Print all of the data exactly.

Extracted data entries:

## start

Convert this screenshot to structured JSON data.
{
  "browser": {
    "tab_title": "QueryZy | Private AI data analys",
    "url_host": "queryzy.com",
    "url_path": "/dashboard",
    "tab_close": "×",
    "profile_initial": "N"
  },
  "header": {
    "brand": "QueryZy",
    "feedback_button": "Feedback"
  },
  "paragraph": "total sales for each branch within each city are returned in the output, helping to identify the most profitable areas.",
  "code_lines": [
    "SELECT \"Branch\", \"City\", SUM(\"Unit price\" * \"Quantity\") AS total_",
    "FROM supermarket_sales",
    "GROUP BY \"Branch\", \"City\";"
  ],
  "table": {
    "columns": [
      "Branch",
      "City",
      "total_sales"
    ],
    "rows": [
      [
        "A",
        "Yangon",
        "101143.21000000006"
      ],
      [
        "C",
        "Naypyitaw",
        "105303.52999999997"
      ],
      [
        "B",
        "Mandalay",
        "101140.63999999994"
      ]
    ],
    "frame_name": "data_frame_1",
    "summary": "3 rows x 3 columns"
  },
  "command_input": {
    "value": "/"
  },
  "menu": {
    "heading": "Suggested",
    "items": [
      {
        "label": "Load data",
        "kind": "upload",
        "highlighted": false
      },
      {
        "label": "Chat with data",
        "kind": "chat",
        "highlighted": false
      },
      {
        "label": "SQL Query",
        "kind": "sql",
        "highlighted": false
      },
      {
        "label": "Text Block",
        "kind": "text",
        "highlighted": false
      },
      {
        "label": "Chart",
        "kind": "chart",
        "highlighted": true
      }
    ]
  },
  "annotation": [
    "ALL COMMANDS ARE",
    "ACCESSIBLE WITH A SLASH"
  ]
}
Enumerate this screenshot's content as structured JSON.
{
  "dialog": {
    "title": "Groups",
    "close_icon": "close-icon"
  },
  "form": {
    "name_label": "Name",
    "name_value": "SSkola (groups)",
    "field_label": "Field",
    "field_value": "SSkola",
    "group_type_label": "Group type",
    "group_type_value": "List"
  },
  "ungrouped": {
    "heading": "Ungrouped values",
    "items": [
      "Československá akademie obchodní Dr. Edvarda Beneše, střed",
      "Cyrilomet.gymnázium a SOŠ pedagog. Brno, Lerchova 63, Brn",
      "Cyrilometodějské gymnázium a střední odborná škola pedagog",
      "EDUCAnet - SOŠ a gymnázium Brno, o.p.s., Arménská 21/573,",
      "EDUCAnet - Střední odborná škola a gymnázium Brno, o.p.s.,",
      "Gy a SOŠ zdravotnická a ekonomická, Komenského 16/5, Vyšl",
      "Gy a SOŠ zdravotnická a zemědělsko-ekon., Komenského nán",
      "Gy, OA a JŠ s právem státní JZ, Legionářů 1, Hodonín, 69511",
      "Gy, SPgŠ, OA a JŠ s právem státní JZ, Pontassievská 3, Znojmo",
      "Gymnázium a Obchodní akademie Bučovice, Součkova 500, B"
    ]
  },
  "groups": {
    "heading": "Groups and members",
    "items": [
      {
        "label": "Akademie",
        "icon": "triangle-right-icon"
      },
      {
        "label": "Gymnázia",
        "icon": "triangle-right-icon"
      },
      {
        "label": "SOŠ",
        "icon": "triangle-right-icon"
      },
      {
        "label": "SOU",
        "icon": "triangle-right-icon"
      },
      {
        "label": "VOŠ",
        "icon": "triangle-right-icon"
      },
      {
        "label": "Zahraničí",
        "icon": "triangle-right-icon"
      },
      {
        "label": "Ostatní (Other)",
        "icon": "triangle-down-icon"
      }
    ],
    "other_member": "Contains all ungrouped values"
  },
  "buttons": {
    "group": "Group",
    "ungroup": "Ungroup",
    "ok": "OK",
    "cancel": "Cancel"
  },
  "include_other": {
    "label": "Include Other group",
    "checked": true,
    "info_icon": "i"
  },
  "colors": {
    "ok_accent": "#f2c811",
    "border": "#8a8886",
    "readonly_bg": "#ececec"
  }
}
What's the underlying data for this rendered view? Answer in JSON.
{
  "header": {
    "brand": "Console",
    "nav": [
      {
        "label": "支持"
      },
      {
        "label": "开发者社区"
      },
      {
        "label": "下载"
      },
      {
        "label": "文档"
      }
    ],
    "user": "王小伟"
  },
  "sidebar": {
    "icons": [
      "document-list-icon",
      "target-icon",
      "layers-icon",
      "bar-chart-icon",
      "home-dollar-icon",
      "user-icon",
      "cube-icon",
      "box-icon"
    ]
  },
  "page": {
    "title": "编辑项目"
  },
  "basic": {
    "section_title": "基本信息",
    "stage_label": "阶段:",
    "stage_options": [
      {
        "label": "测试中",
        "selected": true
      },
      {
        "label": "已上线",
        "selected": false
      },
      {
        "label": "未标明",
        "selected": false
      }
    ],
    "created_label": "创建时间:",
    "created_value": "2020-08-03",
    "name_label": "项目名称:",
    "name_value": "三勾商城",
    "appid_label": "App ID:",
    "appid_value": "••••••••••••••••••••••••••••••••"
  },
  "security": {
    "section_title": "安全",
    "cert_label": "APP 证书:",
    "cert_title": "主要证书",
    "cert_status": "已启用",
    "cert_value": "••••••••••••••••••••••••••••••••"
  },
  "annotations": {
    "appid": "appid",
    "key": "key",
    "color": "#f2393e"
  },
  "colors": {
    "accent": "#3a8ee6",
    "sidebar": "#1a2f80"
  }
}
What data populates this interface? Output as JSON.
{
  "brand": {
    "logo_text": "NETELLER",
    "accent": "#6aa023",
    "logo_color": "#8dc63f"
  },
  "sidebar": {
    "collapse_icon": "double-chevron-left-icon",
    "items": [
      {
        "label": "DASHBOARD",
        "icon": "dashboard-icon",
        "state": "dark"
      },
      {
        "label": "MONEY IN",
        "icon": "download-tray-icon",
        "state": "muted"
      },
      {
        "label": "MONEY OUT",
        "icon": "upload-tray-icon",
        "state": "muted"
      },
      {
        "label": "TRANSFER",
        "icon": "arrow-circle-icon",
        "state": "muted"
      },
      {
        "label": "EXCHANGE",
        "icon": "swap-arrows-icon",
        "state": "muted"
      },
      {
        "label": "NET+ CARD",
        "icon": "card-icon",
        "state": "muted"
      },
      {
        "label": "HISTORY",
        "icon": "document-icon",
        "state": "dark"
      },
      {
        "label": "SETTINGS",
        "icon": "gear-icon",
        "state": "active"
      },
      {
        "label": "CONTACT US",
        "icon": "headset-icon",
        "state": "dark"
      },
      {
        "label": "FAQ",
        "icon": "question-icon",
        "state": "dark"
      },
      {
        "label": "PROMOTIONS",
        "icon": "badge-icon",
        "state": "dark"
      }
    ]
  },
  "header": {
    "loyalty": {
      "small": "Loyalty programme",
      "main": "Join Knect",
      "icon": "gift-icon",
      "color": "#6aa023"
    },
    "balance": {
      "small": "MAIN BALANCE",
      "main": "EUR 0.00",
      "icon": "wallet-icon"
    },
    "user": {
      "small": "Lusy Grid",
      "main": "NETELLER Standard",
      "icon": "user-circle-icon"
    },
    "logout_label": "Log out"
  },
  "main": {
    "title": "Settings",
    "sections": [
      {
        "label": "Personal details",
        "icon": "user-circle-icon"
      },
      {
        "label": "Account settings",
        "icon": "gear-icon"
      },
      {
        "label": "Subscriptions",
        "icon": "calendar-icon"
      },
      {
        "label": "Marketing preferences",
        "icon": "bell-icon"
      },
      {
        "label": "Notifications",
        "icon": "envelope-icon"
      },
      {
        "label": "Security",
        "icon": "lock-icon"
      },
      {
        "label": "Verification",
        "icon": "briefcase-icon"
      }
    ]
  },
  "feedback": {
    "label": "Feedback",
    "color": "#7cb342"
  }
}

## end

» **Exercise output**
Convert this screenshot to structured JSON data.
{
  "browser": {
    "tab_title": "QueryZy | Private AI data analys",
    "url_host": "queryzy.com",
    "url_path": "/dashboard",
    "tab_close": "×",
    "profile_initial": "N"
  },
  "header": {
    "brand": "QueryZy",
    "feedback_button": "Feedback"
  },
  "paragraph": "total sales for each branch within each city are returned in the output, helping to identify the most profitable areas.",
  "code_lines": [
    "SELECT \"Branch\", \"City\", SUM(\"Unit price\" * \"Quantity\") AS total_",
    "FROM supermarket_sales",
    "GROUP BY \"Branch\", \"City\";"
  ],
  "table": {
    "columns": [
      "Branch",
      "City",
      "total_sales"
    ],
    "rows": [
      [
        "A",
        "Yangon",
        "101143.21000000006"
      ],
      [
        "C",
        "Naypyitaw",
        "105303.52999999997"
      ],
      [
        "B",
        "Mandalay",
        "101140.63999999994"
      ]
    ],
    "frame_name": "data_frame_1",
    "summary": "3 rows x 3 columns"
  },
  "command_input": {
    "value": "/"
  },
  "menu": {
    "heading": "Suggested",
    "items": [
      {
        "label": "Load data",
        "kind": "upload",
        "highlighted": false
      },
      {
        "label": "Chat with data",
        "kind": "chat",
        "highlighted": false
      },
      {
        "label": "SQL Query",
        "kind": "sql",
        "highlighted": false
      },
      {
        "label": "Text Block",
        "kind": "text",
        "highlighted": false
      },
      {
        "label": "Chart",
        "kind": "chart",
        "highlighted": true
      }
    ]
  },
  "annotation": [
    "ALL COMMANDS ARE",
    "ACCESSIBLE WITH A SLASH"
  ]
}
Enumerate this screenshot's content as structured JSON.
{
  "dialog": {
    "title": "Groups",
    "close_icon": "close-icon"
  },
  "form": {
    "name_label": "Name",
    "name_value": "SSkola (groups)",
    "field_label": "Field",
    "field_value": "SSkola",
    "group_type_label": "Group type",
    "group_type_value": "List"
  },
  "ungrouped": {
    "heading": "Ungrouped values",
    "items": [
      "Československá akademie obchodní Dr. Edvarda Beneše, střed",
      "Cyrilomet.gymnázium a SOŠ pedagog. Brno, Lerchova 63, Brn",
      "Cyrilometodějské gymnázium a střední odborná škola pedagog",
      "EDUCAnet - SOŠ a gymnázium Brno, o.p.s., Arménská 21/573,",
      "EDUCAnet - Střední odborná škola a gymnázium Brno, o.p.s.,",
      "Gy a SOŠ zdravotnická a ekonomická, Komenského 16/5, Vyšl",
      "Gy a SOŠ zdravotnická a zemědělsko-ekon., Komenského nán",
      "Gy, OA a JŠ s právem státní JZ, Legionářů 1, Hodonín, 69511",
      "Gy, SPgŠ, OA a JŠ s právem státní JZ, Pontassievská 3, Znojmo",
      "Gymnázium a Obchodní akademie Bučovice, Součkova 500, B"
    ]
  },
  "groups": {
    "heading": "Groups and members",
    "items": [
      {
        "label": "Akademie",
        "icon": "triangle-right-icon"
      },
      {
        "label": "Gymnázia",
        "icon": "triangle-right-icon"
      },
      {
        "label": "SOŠ",
        "icon": "triangle-right-icon"
      },
      {
        "label": "SOU",
        "icon": "triangle-right-icon"
      },
      {
        "label": "VOŠ",
        "icon": "triangle-right-icon"
      },
      {
        "label": "Zahraničí",
        "icon": "triangle-right-icon"
      },
      {
        "label": "Ostatní (Other)",
        "icon": "triangle-down-icon"
      }
    ],
    "other_member": "Contains all ungrouped values"
  },
  "buttons": {
    "group": "Group",
    "ungroup": "Ungroup",
    "ok": "OK",
    "cancel": "Cancel"
  },
  "include_other": {
    "label": "Include Other group",
    "checked": true,
    "info_icon": "i"
  },
  "colors": {
    "ok_accent": "#f2c811",
    "border": "#8a8886",
    "readonly_bg": "#ececec"
  }
}
What's the underlying data for this rendered view? Answer in JSON.
{
  "header": {
    "brand": "Console",
    "nav": [
      {
        "label": "支持"
      },
      {
        "label": "开发者社区"
      },
      {
        "label": "下载"
      },
      {
        "label": "文档"
      }
    ],
    "user": "王小伟"
  },
  "sidebar": {
    "icons": [
      "document-list-icon",
      "target-icon",
      "layers-icon",
      "bar-chart-icon",
      "home-dollar-icon",
      "user-icon",
      "cube-icon",
      "box-icon"
    ]
  },
  "page": {
    "title": "编辑项目"
  },
  "basic": {
    "section_title": "基本信息",
    "stage_label": "阶段:",
    "stage_options": [
      {
        "label": "测试中",
        "selected": true
      },
      {
        "label": "已上线",
        "selected": false
      },
      {
        "label": "未标明",
        "selected": false
      }
    ],
    "created_label": "创建时间:",
    "created_value": "2020-08-03",
    "name_label": "项目名称:",
    "name_value": "三勾商城",
    "appid_label": "App ID:",
    "appid_value": "••••••••••••••••••••••••••••••••"
  },
  "security": {
    "section_title": "安全",
    "cert_label": "APP 证书:",
    "cert_title": "主要证书",
    "cert_status": "已启用",
    "cert_value": "••••••••••••••••••••••••••••••••"
  },
  "annotations": {
    "appid": "appid",
    "key": "key",
    "color": "#f2393e"
  },
  "colors": {
    "accent": "#3a8ee6",
    "sidebar": "#1a2f80"
  }
}
What data populates this interface? Output as JSON.
{
  "brand": {
    "logo_text": "NETELLER",
    "accent": "#6aa023",
    "logo_color": "#8dc63f"
  },
  "sidebar": {
    "collapse_icon": "double-chevron-left-icon",
    "items": [
      {
        "label": "DASHBOARD",
        "icon": "dashboard-icon",
        "state": "dark"
      },
      {
        "label": "MONEY IN",
        "icon": "download-tray-icon",
        "state": "muted"
      },
      {
        "label": "MONEY OUT",
        "icon": "upload-tray-icon",
        "state": "muted"
      },
      {
        "label": "TRANSFER",
        "icon": "arrow-circle-icon",
        "state": "muted"
      },
      {
        "label": "EXCHANGE",
        "icon": "swap-arrows-icon",
        "state": "muted"
      },
      {
        "label": "NET+ CARD",
        "icon": "card-icon",
        "state": "muted"
      },
      {
        "label": "HISTORY",
        "icon": "document-icon",
        "state": "dark"
      },
      {
        "label": "SETTINGS",
        "icon": "gear-icon",
        "state": "active"
      },
      {
        "label": "CONTACT US",
        "icon": "headset-icon",
        "state": "dark"
      },
      {
        "label": "FAQ",
        "icon": "question-icon",
        "state": "dark"
      },
      {
        "label": "PROMOTIONS",
        "icon": "badge-icon",
        "state": "dark"
      }
    ]
  },
  "header": {
    "loyalty": {
      "small": "Loyalty programme",
      "main": "Join Knect",
      "icon": "gift-icon",
      "color": "#6aa023"
    },
    "balance": {
      "small": "MAIN BALANCE",
      "main": "EUR 0.00",
      "icon": "wallet-icon"
    },
    "user": {
      "small": "Lusy Grid",
      "main": "NETELLER Standard",
      "icon": "user-circle-icon"
    },
    "logout_label": "Log out"
  },
  "main": {
    "title": "Settings",
    "sections": [
      {
        "label": "Personal details",
        "icon": "user-circle-icon"
      },
      {
        "label": "Account settings",
        "icon": "gear-icon"
      },
      {
        "label": "Subscriptions",
        "icon": "calendar-icon"
      },
      {
        "label": "Marketing preferences",
        "icon": "bell-icon"
      },
      {
        "label": "Notifications",
        "icon": "envelope-icon"
      },
      {
        "label": "Security",
        "icon": "lock-icon"
      },
      {
        "label": "Verification",
        "icon": "briefcase-icon"
      }
    ]
  },
  "feedback": {
    "label": "Feedback",
    "color": "#7cb342"
  }
}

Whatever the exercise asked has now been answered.